§ Written exercise
Report how many lines contain the word "this", with no other text.

★ ★ ★

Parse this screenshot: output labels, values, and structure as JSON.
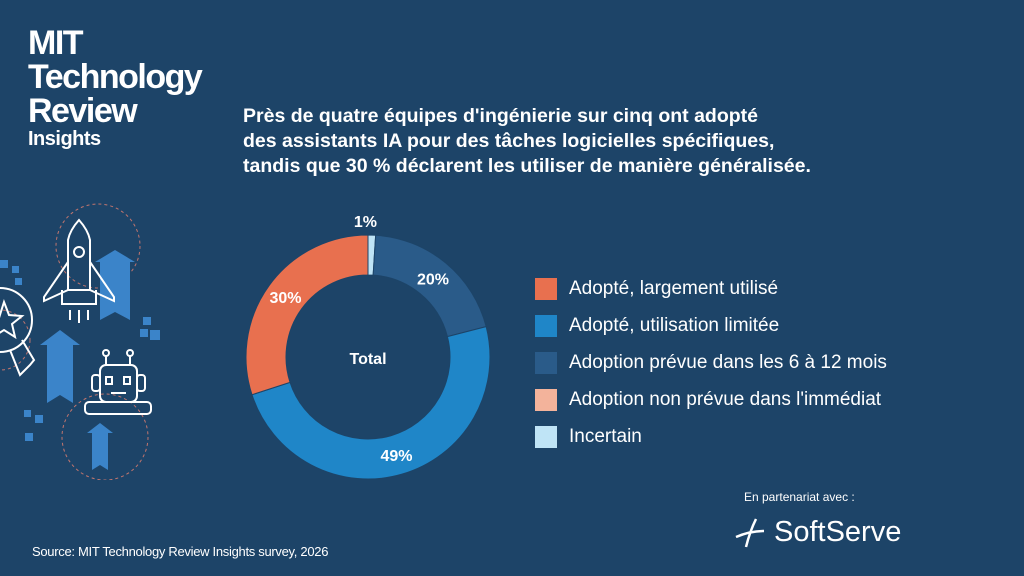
{
  "logo": {
    "lines": [
      "MIT",
      "Technology",
      "Review"
    ],
    "sub": "Insights"
  },
  "chart_data": {
    "type": "pie",
    "title": "Près de quatre équipes d'ingénierie sur cinq ont adopté des assistants IA pour des tâches logicielles spécifiques, tandis que 30 % déclarent les utiliser de manière généralisée.",
    "title_lines": [
      "Près de quatre équipes d'ingénierie sur cinq ont adopté",
      "des assistants IA pour des tâches logicielles spécifiques,",
      "tandis que 30 % déclarent les utiliser de manière généralisée."
    ],
    "center_label": "Total",
    "donut": true,
    "legend_placement": "right",
    "slices": [
      {
        "name": "Adopté, largement utilisé",
        "value": 30,
        "label": "30%",
        "color": "#e8704f"
      },
      {
        "name": "Adopté, utilisation limitée",
        "value": 49,
        "label": "49%",
        "color": "#1f86c8"
      },
      {
        "name": "Adoption prévue dans les 6 à 12 mois",
        "value": 20,
        "label": "20%",
        "color": "#2a5b89"
      },
      {
        "name": "Adoption non prévue dans l'immédiat",
        "value": 0,
        "label": "",
        "color": "#f3b39b"
      },
      {
        "name": "Incertain",
        "value": 1,
        "label": "1%",
        "color": "#bfe4f6"
      }
    ]
  },
  "source": "Source: MIT Technology Review Insights survey, 2026",
  "partner": {
    "label": "En partenariat avec :",
    "name": "SoftServe"
  },
  "icons": [
    "rocket-icon",
    "robot-icon",
    "award-ribbon-icon",
    "up-arrow-icon"
  ]
}
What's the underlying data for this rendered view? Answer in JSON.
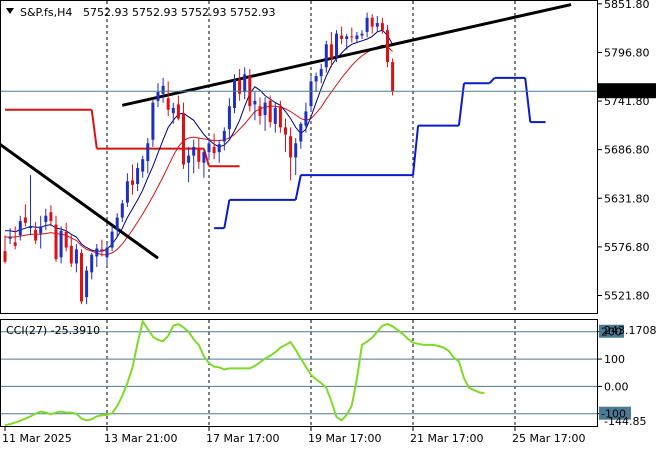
{
  "header": {
    "symbol": "S&P.fs,H4",
    "ohlc": "5752.93 5752.93 5752.93 5752.93"
  },
  "indicator": {
    "label": "CCI(27) -25.3910",
    "max_label": "243.1708",
    "min_label": "-144.85",
    "level_labels": [
      "200",
      "100",
      "0.00",
      "-100"
    ]
  },
  "colors": {
    "bull": "#1f2fbf",
    "bear": "#dd1111",
    "ma_fast": "#000080",
    "ma_slow": "#dd1111",
    "stop_red": "#dd1111",
    "stop_blue": "#0a1ad0",
    "trendline": "#000000",
    "cci": "#7cdc28",
    "level_line": "#4a7a96",
    "price_label_bg": "#000000"
  },
  "chart_data": [
    {
      "type": "candlestick",
      "title": "S&P.fs,H4",
      "y_ticks": [
        5851.8,
        5796.8,
        5741.8,
        5686.8,
        5631.8,
        5576.8,
        5521.8
      ],
      "ylim": [
        5502,
        5855
      ],
      "current_price": 5752.93,
      "x_tick_labels": [
        "11 Mar 2025",
        "13 Mar 21:00",
        "17 Mar 17:00",
        "19 Mar 17:00",
        "21 Mar 17:00",
        "25 Mar 17:00"
      ],
      "x_tick_bars": [
        0,
        20,
        40,
        60,
        80,
        100
      ],
      "candles": [
        [
          5572,
          5590,
          5558,
          5560
        ],
        [
          5586,
          5598,
          5580,
          5588
        ],
        [
          5582,
          5600,
          5574,
          5578
        ],
        [
          5590,
          5612,
          5584,
          5606
        ],
        [
          5610,
          5625,
          5600,
          5604
        ],
        [
          5598,
          5658,
          5590,
          5600
        ],
        [
          5596,
          5605,
          5580,
          5584
        ],
        [
          5592,
          5612,
          5575,
          5600
        ],
        [
          5605,
          5620,
          5596,
          5612
        ],
        [
          5616,
          5624,
          5600,
          5606
        ],
        [
          5602,
          5612,
          5560,
          5563
        ],
        [
          5565,
          5600,
          5558,
          5595
        ],
        [
          5594,
          5604,
          5572,
          5576
        ],
        [
          5578,
          5590,
          5554,
          5558
        ],
        [
          5558,
          5580,
          5548,
          5574
        ],
        [
          5570,
          5574,
          5512,
          5515
        ],
        [
          5520,
          5555,
          5512,
          5550
        ],
        [
          5548,
          5570,
          5540,
          5568
        ],
        [
          5566,
          5580,
          5554,
          5575
        ],
        [
          5574,
          5585,
          5566,
          5572
        ],
        [
          5565,
          5580,
          5555,
          5576
        ],
        [
          5576,
          5600,
          5572,
          5594
        ],
        [
          5596,
          5615,
          5588,
          5610
        ],
        [
          5610,
          5630,
          5605,
          5626
        ],
        [
          5627,
          5660,
          5622,
          5651
        ],
        [
          5652,
          5670,
          5636,
          5647
        ],
        [
          5648,
          5672,
          5640,
          5666
        ],
        [
          5662,
          5680,
          5655,
          5676
        ],
        [
          5674,
          5700,
          5660,
          5694
        ],
        [
          5698,
          5745,
          5690,
          5740
        ],
        [
          5742,
          5762,
          5735,
          5752
        ],
        [
          5750,
          5768,
          5740,
          5759
        ],
        [
          5745,
          5764,
          5725,
          5732
        ],
        [
          5728,
          5740,
          5716,
          5734
        ],
        [
          5738,
          5748,
          5720,
          5722
        ],
        [
          5728,
          5740,
          5665,
          5670
        ],
        [
          5672,
          5690,
          5650,
          5680
        ],
        [
          5680,
          5698,
          5660,
          5690
        ],
        [
          5688,
          5700,
          5665,
          5673
        ],
        [
          5672,
          5686,
          5655,
          5684
        ],
        [
          5684,
          5700,
          5675,
          5694
        ],
        [
          5690,
          5705,
          5676,
          5683
        ],
        [
          5684,
          5698,
          5672,
          5693
        ],
        [
          5696,
          5712,
          5686,
          5708
        ],
        [
          5710,
          5745,
          5700,
          5736
        ],
        [
          5734,
          5772,
          5728,
          5766
        ],
        [
          5766,
          5778,
          5742,
          5750
        ],
        [
          5752,
          5780,
          5744,
          5772
        ],
        [
          5770,
          5778,
          5730,
          5736
        ],
        [
          5738,
          5752,
          5720,
          5742
        ],
        [
          5736,
          5746,
          5715,
          5725
        ],
        [
          5726,
          5746,
          5708,
          5740
        ],
        [
          5742,
          5748,
          5712,
          5718
        ],
        [
          5716,
          5740,
          5706,
          5734
        ],
        [
          5736,
          5742,
          5706,
          5712
        ],
        [
          5712,
          5722,
          5684,
          5704
        ],
        [
          5702,
          5712,
          5652,
          5678
        ],
        [
          5678,
          5700,
          5658,
          5694
        ],
        [
          5696,
          5718,
          5688,
          5716
        ],
        [
          5714,
          5740,
          5706,
          5730
        ],
        [
          5736,
          5770,
          5730,
          5764
        ],
        [
          5764,
          5774,
          5752,
          5770
        ],
        [
          5770,
          5784,
          5762,
          5778
        ],
        [
          5780,
          5810,
          5774,
          5806
        ],
        [
          5806,
          5820,
          5780,
          5790
        ],
        [
          5792,
          5822,
          5786,
          5818
        ],
        [
          5816,
          5826,
          5806,
          5812
        ],
        [
          5812,
          5818,
          5800,
          5815
        ],
        [
          5815,
          5825,
          5808,
          5814
        ],
        [
          5812,
          5820,
          5808,
          5816
        ],
        [
          5816,
          5822,
          5812,
          5818
        ],
        [
          5820,
          5842,
          5814,
          5836
        ],
        [
          5836,
          5840,
          5818,
          5826
        ],
        [
          5826,
          5838,
          5820,
          5830
        ],
        [
          5830,
          5836,
          5818,
          5822
        ],
        [
          5822,
          5828,
          5780,
          5786
        ],
        [
          5786,
          5790,
          5748,
          5753
        ]
      ],
      "overlays": {
        "ma_fast": [
          5595,
          5595,
          5594,
          5596,
          5598,
          5600,
          5599,
          5599,
          5601,
          5602,
          5598,
          5597,
          5595,
          5591,
          5588,
          5580,
          5576,
          5573,
          5572,
          5572,
          5574,
          5580,
          5588,
          5598,
          5610,
          5620,
          5630,
          5641,
          5655,
          5668,
          5683,
          5698,
          5712,
          5720,
          5727,
          5728,
          5724,
          5720,
          5712,
          5704,
          5698,
          5693,
          5690,
          5692,
          5698,
          5708,
          5720,
          5736,
          5750,
          5758,
          5754,
          5748,
          5744,
          5740,
          5737,
          5730,
          5722,
          5712,
          5705,
          5710,
          5724,
          5740,
          5756,
          5770,
          5782,
          5790,
          5796,
          5802,
          5806,
          5808,
          5810,
          5812,
          5815,
          5820,
          5822,
          5816,
          5806
        ],
        "ma_slow": [
          5588,
          5588,
          5588,
          5589,
          5590,
          5591,
          5591,
          5591,
          5592,
          5593,
          5592,
          5591,
          5590,
          5587,
          5584,
          5578,
          5574,
          5572,
          5570,
          5568,
          5568,
          5570,
          5574,
          5580,
          5588,
          5596,
          5605,
          5614,
          5624,
          5634,
          5645,
          5656,
          5668,
          5680,
          5690,
          5697,
          5700,
          5701,
          5700,
          5699,
          5698,
          5697,
          5697,
          5698,
          5700,
          5704,
          5710,
          5716,
          5723,
          5730,
          5733,
          5735,
          5736,
          5736,
          5735,
          5733,
          5730,
          5726,
          5722,
          5720,
          5722,
          5728,
          5735,
          5744,
          5752,
          5760,
          5768,
          5775,
          5782,
          5788,
          5793,
          5797,
          5800,
          5803,
          5805,
          5803,
          5798
        ],
        "stop": [
          {
            "from": 0,
            "to": 17,
            "value": 5732,
            "trend": "down"
          },
          {
            "from": 18,
            "to": 39,
            "value": 5688,
            "trend": "down"
          },
          {
            "from": 40,
            "to": 46,
            "value": 5668,
            "trend": "down"
          },
          {
            "from": 41,
            "to": 43,
            "value": 5598,
            "trend": "up"
          },
          {
            "from": 44,
            "to": 57,
            "value": 5630,
            "trend": "up"
          },
          {
            "from": 58,
            "to": 80,
            "value": 5658,
            "trend": "up"
          },
          {
            "from": 81,
            "to": 89,
            "value": 5714,
            "trend": "up"
          },
          {
            "from": 90,
            "to": 95,
            "value": 5762,
            "trend": "up"
          },
          {
            "from": 96,
            "to": 102,
            "value": 5768,
            "trend": "up"
          },
          {
            "from": 103,
            "to": 106,
            "value": 5718,
            "trend": "up"
          }
        ],
        "trendlines": [
          {
            "from": [
              -2,
              5697
            ],
            "to": [
              30,
              5564
            ]
          },
          {
            "from": [
              23,
              5737
            ],
            "to": [
              111,
              5851
            ]
          }
        ]
      }
    },
    {
      "type": "line",
      "title": "CCI(27) -25.3910",
      "ylim": [
        -145,
        243
      ],
      "levels": [
        200,
        100,
        0,
        -100
      ],
      "values": [
        -142,
        -138,
        -132,
        -126,
        -118,
        -110,
        -100,
        -92,
        -96,
        -102,
        -96,
        -92,
        -96,
        -96,
        -100,
        -118,
        -124,
        -120,
        -110,
        -106,
        -104,
        -98,
        -72,
        -35,
        12,
        70,
        158,
        238,
        210,
        182,
        170,
        165,
        185,
        222,
        228,
        216,
        200,
        172,
        152,
        110,
        85,
        72,
        70,
        62,
        66,
        66,
        66,
        66,
        66,
        75,
        88,
        102,
        112,
        125,
        142,
        152,
        162,
        134,
        102,
        72,
        42,
        26,
        12,
        -5,
        -55,
        -112,
        -124,
        -104,
        -70,
        28,
        152,
        164,
        178,
        200,
        222,
        228,
        220,
        206,
        192,
        174,
        160,
        156,
        152,
        152,
        152,
        148,
        142,
        130,
        105,
        92,
        30,
        -5,
        -14,
        -22,
        -25
      ]
    }
  ]
}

★ ★ ★

§ Completed task
2